*Written task:* Omit any picture, and return the remaining data exactly as written.

Figure record listings:
--- Start ---
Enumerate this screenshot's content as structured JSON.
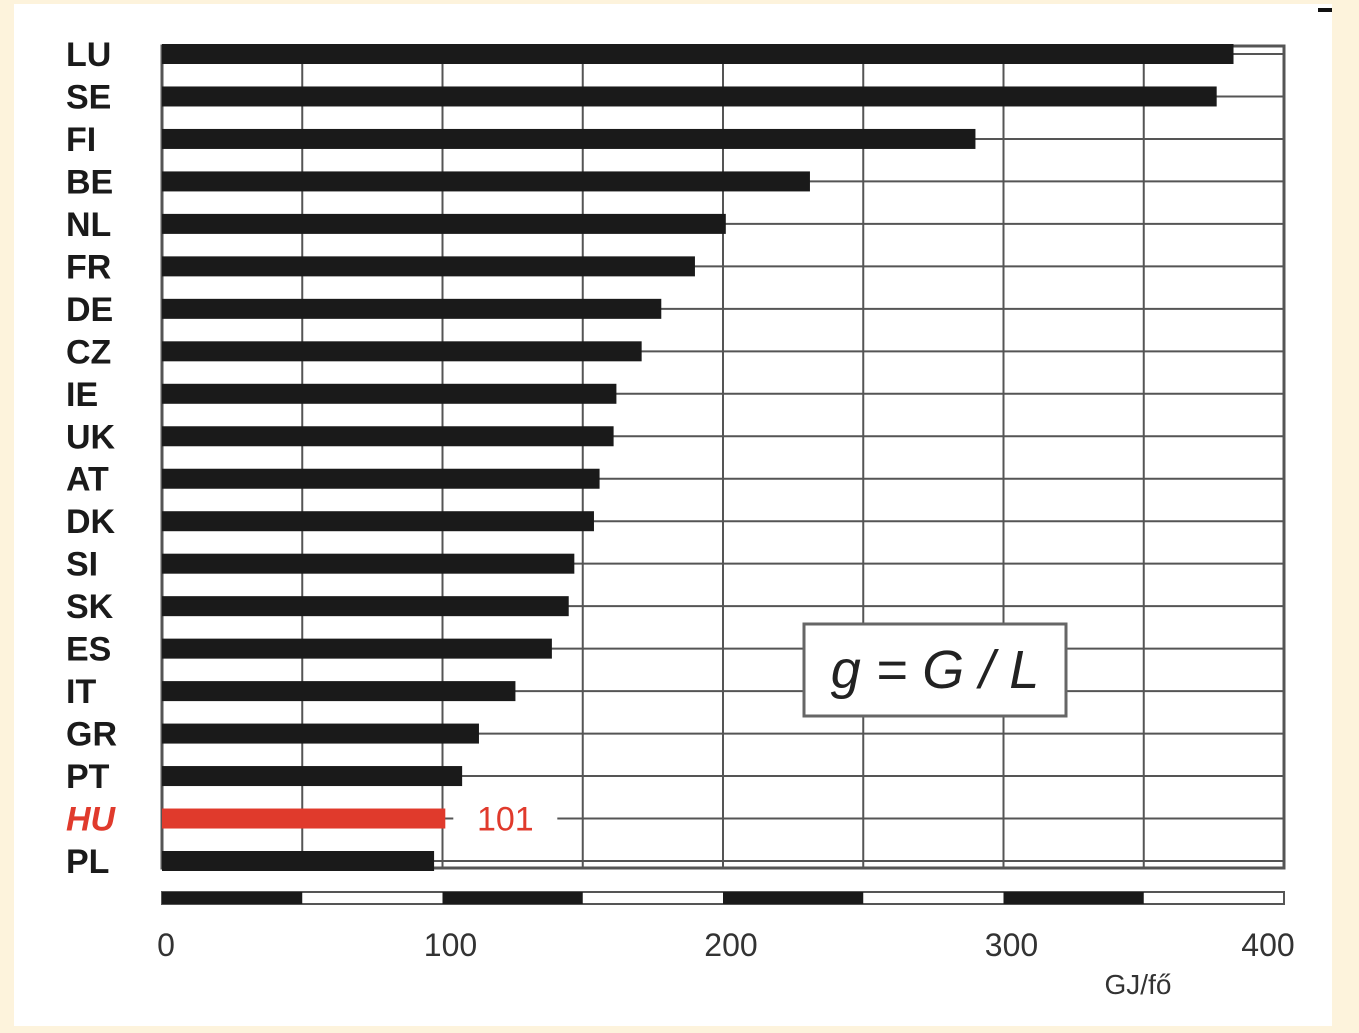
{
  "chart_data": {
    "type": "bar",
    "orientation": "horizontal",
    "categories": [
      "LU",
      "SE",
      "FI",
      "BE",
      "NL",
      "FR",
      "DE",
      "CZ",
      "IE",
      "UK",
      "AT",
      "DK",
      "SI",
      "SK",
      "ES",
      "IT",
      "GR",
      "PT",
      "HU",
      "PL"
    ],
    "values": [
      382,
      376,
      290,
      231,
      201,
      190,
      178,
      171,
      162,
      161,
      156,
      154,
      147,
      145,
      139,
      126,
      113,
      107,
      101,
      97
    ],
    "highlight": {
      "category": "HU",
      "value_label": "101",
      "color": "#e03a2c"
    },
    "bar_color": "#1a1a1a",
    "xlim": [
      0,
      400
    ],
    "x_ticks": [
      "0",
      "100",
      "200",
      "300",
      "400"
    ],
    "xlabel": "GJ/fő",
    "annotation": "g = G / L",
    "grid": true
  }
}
--- End ---
*Solution to the exercise:*
Enumerate this screenshot's content as structured JSON.
{
  "chart_data": {
    "type": "bar",
    "orientation": "horizontal",
    "categories": [
      "LU",
      "SE",
      "FI",
      "BE",
      "NL",
      "FR",
      "DE",
      "CZ",
      "IE",
      "UK",
      "AT",
      "DK",
      "SI",
      "SK",
      "ES",
      "IT",
      "GR",
      "PT",
      "HU",
      "PL"
    ],
    "values": [
      382,
      376,
      290,
      231,
      201,
      190,
      178,
      171,
      162,
      161,
      156,
      154,
      147,
      145,
      139,
      126,
      113,
      107,
      101,
      97
    ],
    "highlight": {
      "category": "HU",
      "value_label": "101",
      "color": "#e03a2c"
    },
    "bar_color": "#1a1a1a",
    "xlim": [
      0,
      400
    ],
    "x_ticks": [
      "0",
      "100",
      "200",
      "300",
      "400"
    ],
    "xlabel": "GJ/fő",
    "annotation": "g = G / L",
    "grid": true
  }
}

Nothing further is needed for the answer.